* Begin DATA LISTING *

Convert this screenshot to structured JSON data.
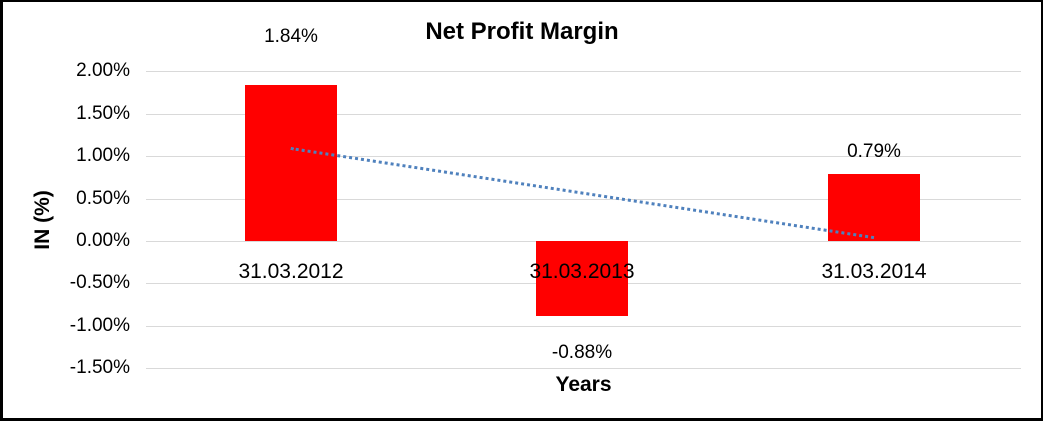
{
  "chart_data": {
    "type": "bar",
    "title": "Net Profit Margin",
    "categories": [
      "31.03.2012",
      "31.03.2013",
      "31.03.2014"
    ],
    "values": [
      1.84,
      -0.88,
      0.79
    ],
    "value_labels": [
      "1.84%",
      "-0.88%",
      "0.79%"
    ],
    "xlabel": "Years",
    "ylabel": "IN (%)",
    "y_ticks": [
      2.0,
      1.5,
      1.0,
      0.5,
      0.0,
      -0.5,
      -1.0,
      -1.5
    ],
    "y_tick_labels": [
      "2.00%",
      "1.50%",
      "1.00%",
      "0.50%",
      "0.00%",
      "-0.50%",
      "-1.00%",
      "-1.50%"
    ],
    "ylim": [
      -1.5,
      2.0
    ],
    "grid": true,
    "legend": false,
    "bar_color": "#ff0000",
    "gridline_color": "#d9d9d9",
    "trendline": {
      "type": "linear",
      "style": "dotted",
      "color": "#4f81bd",
      "start_value": 1.11,
      "end_value": 0.06
    }
  }
}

* End DATA LISTING *

= WHAT YOU HAVE TO DO =
Write the records above out again exactly, with no pictures in your copy.

= RESULT =
Convert this screenshot to structured JSON data.
{
  "chart_data": {
    "type": "bar",
    "title": "Net Profit Margin",
    "categories": [
      "31.03.2012",
      "31.03.2013",
      "31.03.2014"
    ],
    "values": [
      1.84,
      -0.88,
      0.79
    ],
    "value_labels": [
      "1.84%",
      "-0.88%",
      "0.79%"
    ],
    "xlabel": "Years",
    "ylabel": "IN (%)",
    "y_ticks": [
      2.0,
      1.5,
      1.0,
      0.5,
      0.0,
      -0.5,
      -1.0,
      -1.5
    ],
    "y_tick_labels": [
      "2.00%",
      "1.50%",
      "1.00%",
      "0.50%",
      "0.00%",
      "-0.50%",
      "-1.00%",
      "-1.50%"
    ],
    "ylim": [
      -1.5,
      2.0
    ],
    "grid": true,
    "legend": false,
    "bar_color": "#ff0000",
    "gridline_color": "#d9d9d9",
    "trendline": {
      "type": "linear",
      "style": "dotted",
      "color": "#4f81bd",
      "start_value": 1.11,
      "end_value": 0.06
    }
  }
}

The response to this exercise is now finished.